Supplied entries:
● ● ● ●

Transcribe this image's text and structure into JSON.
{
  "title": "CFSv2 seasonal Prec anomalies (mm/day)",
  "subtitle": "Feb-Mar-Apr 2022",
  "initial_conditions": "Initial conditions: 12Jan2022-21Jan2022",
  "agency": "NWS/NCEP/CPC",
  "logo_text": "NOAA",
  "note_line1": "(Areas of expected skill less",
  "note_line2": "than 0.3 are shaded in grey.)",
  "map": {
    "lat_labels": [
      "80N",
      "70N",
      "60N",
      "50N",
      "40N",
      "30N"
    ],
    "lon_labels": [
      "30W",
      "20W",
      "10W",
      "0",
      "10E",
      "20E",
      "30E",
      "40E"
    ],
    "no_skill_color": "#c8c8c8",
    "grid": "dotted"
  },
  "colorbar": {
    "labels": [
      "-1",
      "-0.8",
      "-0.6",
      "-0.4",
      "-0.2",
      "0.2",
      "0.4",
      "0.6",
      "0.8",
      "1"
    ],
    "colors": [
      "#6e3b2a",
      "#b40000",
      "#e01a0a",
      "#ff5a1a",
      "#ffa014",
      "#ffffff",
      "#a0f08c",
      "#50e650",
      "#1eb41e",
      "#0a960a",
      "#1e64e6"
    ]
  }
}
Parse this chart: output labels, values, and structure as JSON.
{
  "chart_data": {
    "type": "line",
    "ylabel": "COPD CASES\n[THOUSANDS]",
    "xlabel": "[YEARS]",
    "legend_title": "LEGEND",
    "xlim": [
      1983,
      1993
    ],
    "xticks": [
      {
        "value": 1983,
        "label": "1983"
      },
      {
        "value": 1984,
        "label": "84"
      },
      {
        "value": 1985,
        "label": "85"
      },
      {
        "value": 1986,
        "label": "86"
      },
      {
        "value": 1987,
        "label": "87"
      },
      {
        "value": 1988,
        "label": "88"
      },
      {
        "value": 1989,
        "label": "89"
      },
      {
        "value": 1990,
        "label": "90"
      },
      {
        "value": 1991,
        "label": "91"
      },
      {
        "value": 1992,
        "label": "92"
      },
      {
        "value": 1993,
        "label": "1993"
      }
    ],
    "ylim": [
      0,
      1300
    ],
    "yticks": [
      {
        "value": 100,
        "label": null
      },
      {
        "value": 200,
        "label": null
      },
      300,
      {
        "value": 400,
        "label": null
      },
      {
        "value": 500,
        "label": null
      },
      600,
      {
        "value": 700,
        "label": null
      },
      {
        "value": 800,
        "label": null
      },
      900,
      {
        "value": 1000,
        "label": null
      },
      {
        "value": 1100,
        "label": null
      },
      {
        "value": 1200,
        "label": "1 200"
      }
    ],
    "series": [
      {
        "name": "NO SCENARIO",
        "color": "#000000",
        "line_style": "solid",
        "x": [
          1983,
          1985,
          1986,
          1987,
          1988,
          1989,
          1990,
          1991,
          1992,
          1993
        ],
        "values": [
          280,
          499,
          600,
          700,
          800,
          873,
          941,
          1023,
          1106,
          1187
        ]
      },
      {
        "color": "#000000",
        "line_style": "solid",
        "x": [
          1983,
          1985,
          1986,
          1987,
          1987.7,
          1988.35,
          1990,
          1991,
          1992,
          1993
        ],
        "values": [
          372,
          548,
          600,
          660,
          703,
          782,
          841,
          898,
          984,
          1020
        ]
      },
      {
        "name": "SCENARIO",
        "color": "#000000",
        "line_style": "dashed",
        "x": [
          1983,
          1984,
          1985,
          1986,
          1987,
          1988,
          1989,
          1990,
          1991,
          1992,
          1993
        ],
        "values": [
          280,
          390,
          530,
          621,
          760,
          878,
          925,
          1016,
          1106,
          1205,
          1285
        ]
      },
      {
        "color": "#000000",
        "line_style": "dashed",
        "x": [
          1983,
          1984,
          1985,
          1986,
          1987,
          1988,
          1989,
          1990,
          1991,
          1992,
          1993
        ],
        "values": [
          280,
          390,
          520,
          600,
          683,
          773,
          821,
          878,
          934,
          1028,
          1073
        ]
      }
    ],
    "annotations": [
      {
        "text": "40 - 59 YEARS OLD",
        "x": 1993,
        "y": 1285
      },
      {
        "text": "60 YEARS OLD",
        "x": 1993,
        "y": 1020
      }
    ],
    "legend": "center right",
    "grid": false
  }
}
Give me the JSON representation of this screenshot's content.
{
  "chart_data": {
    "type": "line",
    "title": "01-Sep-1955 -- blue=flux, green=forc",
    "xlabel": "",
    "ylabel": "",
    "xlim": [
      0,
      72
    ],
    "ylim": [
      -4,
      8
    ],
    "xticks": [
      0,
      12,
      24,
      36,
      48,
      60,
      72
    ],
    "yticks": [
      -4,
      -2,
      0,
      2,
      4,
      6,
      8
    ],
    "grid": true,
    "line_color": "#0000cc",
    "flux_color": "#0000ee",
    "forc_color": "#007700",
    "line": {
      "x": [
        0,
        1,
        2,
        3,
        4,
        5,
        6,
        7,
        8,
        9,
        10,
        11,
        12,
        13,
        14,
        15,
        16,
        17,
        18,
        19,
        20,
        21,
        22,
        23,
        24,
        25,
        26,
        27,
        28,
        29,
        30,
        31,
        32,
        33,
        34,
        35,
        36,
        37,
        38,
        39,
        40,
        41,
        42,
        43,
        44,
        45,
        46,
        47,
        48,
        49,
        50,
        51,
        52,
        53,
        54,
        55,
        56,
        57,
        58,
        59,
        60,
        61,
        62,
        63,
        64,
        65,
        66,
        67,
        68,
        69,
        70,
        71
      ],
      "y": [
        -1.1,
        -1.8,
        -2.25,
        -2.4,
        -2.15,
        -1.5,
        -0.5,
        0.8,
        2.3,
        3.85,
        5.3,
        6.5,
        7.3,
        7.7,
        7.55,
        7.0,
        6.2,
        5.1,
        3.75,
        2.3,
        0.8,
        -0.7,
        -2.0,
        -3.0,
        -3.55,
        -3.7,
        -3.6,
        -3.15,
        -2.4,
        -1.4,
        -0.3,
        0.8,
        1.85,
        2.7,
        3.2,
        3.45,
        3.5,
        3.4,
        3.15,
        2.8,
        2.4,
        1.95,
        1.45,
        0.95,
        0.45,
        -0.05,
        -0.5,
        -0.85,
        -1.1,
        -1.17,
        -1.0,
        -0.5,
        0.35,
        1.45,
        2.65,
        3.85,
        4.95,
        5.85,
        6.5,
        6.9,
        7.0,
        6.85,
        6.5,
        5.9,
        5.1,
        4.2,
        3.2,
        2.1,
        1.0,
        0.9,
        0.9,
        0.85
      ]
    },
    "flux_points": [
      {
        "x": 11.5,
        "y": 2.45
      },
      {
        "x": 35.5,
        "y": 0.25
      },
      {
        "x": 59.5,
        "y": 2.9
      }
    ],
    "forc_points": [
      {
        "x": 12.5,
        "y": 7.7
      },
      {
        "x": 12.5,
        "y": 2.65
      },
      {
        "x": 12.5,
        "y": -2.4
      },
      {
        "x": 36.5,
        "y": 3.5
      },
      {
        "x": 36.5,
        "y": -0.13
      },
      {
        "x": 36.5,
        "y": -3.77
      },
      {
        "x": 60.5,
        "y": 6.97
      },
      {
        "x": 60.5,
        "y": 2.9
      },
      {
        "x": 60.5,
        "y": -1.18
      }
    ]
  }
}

● ● ● ●

Your goal:
From the records above, copy every line that holds the word "this".

Exercise answer:
Transcribe this image's text and structure into JSON.
Parse this chart: output labels, values, and structure as JSON.
Give me the JSON representation of this screenshot's content.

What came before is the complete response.